THE PROBLEM:
Copy every line that contains the string "Velocity" from the entries below.

Dataset listings of figures:
• • • • •

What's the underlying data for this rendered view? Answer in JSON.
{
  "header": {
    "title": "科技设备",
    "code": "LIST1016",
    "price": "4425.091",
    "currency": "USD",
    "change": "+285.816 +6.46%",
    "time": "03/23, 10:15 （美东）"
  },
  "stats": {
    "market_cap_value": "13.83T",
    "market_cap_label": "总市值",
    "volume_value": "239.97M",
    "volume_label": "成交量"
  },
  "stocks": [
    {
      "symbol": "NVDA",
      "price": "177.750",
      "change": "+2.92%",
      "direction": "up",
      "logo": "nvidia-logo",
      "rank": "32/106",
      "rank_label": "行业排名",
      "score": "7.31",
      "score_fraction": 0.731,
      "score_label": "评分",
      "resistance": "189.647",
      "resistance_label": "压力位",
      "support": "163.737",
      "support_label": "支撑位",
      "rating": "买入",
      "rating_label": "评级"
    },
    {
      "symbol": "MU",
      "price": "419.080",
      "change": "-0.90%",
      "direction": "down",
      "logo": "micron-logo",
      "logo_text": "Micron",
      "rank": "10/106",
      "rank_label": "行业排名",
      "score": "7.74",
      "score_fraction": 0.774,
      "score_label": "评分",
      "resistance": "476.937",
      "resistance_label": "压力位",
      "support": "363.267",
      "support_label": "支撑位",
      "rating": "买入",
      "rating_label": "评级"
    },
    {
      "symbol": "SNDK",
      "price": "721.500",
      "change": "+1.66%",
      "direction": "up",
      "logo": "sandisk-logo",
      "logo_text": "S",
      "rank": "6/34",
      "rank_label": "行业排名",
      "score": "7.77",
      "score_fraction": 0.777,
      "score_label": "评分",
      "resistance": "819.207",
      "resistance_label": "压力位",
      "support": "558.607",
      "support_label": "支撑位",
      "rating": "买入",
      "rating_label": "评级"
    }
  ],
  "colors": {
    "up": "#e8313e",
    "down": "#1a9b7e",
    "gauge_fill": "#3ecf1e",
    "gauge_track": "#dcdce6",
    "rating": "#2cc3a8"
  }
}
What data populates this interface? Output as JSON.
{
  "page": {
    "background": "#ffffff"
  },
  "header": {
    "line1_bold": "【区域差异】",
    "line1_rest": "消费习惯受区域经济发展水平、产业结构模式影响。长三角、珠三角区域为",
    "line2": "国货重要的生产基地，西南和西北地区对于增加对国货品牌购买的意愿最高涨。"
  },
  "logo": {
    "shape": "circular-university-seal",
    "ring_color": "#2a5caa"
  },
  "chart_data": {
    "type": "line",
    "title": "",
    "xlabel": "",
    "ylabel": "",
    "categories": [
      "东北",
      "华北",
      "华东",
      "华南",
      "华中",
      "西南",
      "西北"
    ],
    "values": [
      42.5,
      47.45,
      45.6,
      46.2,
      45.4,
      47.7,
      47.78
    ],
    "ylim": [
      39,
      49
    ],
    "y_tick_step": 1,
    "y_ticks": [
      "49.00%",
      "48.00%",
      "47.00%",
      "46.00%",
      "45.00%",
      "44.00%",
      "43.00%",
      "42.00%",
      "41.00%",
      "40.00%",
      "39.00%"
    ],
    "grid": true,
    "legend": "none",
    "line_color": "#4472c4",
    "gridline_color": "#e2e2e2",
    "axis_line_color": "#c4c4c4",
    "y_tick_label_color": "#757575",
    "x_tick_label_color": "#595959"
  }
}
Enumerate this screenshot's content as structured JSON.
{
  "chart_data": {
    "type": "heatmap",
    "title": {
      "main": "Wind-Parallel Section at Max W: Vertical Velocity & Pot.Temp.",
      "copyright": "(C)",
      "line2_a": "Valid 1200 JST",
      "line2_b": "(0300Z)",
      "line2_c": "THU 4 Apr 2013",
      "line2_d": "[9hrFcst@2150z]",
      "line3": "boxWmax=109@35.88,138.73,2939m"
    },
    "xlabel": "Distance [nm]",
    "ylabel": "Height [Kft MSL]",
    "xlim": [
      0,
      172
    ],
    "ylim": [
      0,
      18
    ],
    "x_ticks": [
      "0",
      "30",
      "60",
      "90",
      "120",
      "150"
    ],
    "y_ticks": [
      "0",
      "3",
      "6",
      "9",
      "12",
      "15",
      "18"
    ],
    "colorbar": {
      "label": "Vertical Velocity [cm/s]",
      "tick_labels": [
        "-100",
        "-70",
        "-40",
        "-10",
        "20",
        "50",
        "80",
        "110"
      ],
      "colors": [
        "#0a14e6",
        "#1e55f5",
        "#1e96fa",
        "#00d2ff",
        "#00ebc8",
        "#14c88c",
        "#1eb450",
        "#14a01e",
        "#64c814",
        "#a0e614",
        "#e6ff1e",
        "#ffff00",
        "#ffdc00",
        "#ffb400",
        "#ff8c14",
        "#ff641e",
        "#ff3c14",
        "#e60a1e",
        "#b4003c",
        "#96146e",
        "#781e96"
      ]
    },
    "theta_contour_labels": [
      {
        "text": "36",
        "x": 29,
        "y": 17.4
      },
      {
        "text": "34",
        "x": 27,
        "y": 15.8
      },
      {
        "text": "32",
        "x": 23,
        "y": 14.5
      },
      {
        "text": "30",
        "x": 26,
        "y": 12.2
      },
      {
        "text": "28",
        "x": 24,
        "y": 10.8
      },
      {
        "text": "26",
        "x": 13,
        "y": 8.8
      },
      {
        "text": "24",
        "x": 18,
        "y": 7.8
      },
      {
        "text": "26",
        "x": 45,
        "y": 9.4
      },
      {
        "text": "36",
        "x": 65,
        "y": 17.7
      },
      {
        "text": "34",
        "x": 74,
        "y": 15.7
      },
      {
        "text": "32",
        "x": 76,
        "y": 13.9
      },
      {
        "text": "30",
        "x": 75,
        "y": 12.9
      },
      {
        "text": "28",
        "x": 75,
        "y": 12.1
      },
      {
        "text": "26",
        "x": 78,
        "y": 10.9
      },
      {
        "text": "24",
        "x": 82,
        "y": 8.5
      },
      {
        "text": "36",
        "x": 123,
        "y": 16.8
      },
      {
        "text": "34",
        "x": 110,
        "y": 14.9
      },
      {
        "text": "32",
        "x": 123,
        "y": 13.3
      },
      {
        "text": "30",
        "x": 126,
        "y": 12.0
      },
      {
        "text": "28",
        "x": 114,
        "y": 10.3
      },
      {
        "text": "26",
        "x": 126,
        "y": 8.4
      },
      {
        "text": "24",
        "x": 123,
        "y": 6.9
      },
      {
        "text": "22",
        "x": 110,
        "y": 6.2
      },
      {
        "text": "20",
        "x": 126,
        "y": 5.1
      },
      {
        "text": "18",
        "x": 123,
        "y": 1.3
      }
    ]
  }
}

• • • • •

FULL ANSWER:
      "main": "Wind-Parallel Section at Max W: Vertical Velocity & Pot.Temp.",
      "label": "Vertical Velocity [cm/s]",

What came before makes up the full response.